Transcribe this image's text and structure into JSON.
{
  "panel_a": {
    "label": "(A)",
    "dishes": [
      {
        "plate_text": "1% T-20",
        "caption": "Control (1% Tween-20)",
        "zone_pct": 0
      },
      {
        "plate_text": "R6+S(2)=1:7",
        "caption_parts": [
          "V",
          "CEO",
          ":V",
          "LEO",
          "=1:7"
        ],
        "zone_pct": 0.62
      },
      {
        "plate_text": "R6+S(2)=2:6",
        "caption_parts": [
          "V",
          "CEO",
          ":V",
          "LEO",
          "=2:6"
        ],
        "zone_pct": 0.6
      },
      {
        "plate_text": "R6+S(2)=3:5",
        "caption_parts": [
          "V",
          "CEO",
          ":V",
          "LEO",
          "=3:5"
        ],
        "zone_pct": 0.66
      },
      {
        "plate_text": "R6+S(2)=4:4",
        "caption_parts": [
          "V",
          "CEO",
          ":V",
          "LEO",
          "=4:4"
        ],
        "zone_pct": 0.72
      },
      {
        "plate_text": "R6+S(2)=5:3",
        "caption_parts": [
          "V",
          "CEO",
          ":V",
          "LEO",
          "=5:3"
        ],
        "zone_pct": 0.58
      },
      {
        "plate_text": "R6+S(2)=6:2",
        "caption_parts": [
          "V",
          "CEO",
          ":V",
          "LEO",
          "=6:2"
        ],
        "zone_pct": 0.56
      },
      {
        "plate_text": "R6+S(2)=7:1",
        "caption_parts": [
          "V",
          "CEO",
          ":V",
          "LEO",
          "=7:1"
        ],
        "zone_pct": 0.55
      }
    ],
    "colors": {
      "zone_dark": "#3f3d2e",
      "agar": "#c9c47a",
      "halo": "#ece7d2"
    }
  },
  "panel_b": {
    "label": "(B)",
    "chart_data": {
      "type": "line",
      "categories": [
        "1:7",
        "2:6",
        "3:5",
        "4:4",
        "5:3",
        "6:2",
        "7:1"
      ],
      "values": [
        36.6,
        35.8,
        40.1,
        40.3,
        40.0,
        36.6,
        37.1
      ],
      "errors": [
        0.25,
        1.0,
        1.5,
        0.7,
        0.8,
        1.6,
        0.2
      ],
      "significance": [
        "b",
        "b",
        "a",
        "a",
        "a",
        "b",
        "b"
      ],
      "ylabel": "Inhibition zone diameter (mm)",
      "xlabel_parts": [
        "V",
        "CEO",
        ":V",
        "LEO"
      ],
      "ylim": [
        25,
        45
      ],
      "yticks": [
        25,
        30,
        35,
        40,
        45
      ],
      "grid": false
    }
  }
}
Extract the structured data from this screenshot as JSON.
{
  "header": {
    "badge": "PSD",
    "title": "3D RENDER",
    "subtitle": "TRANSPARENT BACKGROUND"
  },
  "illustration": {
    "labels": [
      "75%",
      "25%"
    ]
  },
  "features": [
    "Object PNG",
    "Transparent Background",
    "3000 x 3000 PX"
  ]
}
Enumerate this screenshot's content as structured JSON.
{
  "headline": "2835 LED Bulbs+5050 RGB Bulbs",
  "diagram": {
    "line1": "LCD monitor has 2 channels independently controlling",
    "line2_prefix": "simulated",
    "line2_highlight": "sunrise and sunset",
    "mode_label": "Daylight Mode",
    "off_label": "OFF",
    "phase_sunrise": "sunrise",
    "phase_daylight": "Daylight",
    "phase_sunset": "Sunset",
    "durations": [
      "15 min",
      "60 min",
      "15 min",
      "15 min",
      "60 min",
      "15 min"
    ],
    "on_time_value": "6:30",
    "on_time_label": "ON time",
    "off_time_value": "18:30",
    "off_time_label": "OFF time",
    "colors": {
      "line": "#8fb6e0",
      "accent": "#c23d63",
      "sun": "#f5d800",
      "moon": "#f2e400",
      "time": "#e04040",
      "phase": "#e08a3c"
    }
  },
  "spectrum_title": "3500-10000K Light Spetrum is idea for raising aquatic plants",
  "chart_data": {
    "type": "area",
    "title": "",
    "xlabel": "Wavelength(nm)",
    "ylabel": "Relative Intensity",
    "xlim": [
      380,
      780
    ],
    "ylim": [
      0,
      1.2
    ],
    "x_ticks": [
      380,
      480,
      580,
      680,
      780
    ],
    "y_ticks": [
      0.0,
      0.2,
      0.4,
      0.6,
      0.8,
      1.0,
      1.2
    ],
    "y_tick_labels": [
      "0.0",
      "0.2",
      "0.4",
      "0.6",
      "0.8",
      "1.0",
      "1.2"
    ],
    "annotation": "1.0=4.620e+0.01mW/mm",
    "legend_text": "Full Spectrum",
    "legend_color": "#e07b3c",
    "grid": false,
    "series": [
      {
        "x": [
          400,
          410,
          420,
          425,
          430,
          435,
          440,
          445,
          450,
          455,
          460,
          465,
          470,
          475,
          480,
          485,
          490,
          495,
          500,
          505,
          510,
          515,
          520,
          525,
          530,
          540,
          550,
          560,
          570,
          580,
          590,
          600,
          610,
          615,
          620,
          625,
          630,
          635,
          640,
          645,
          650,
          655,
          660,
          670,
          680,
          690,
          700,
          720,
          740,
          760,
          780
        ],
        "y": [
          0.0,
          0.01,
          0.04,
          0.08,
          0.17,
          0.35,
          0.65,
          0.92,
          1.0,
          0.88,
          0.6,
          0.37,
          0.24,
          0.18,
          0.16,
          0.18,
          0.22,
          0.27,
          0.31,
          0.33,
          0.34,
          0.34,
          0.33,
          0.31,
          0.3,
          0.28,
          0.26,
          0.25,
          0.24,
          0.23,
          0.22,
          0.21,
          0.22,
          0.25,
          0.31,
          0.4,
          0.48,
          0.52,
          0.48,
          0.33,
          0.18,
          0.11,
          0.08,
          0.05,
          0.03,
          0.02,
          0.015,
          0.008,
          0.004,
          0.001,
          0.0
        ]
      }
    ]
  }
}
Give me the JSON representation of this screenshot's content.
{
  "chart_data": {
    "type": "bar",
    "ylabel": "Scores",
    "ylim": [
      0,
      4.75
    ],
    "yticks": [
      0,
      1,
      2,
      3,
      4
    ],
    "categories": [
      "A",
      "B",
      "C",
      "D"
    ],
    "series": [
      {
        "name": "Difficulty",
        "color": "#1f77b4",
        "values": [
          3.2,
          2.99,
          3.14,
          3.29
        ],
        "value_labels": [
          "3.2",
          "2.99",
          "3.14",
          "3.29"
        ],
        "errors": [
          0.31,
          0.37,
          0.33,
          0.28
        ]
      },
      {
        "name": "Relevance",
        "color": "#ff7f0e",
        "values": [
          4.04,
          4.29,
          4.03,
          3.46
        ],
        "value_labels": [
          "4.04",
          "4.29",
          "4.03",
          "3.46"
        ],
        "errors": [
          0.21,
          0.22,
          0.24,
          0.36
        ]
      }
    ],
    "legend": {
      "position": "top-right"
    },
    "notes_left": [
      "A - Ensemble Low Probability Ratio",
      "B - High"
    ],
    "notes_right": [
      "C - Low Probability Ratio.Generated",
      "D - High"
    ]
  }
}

**Instructions for the task**:
Scan the material above for the string "Probability" and return the lines that hold it.

**Complete answer**:
      "A - Ensemble Low Probability Ratio",
      "C - Low Probability Ratio.Generated",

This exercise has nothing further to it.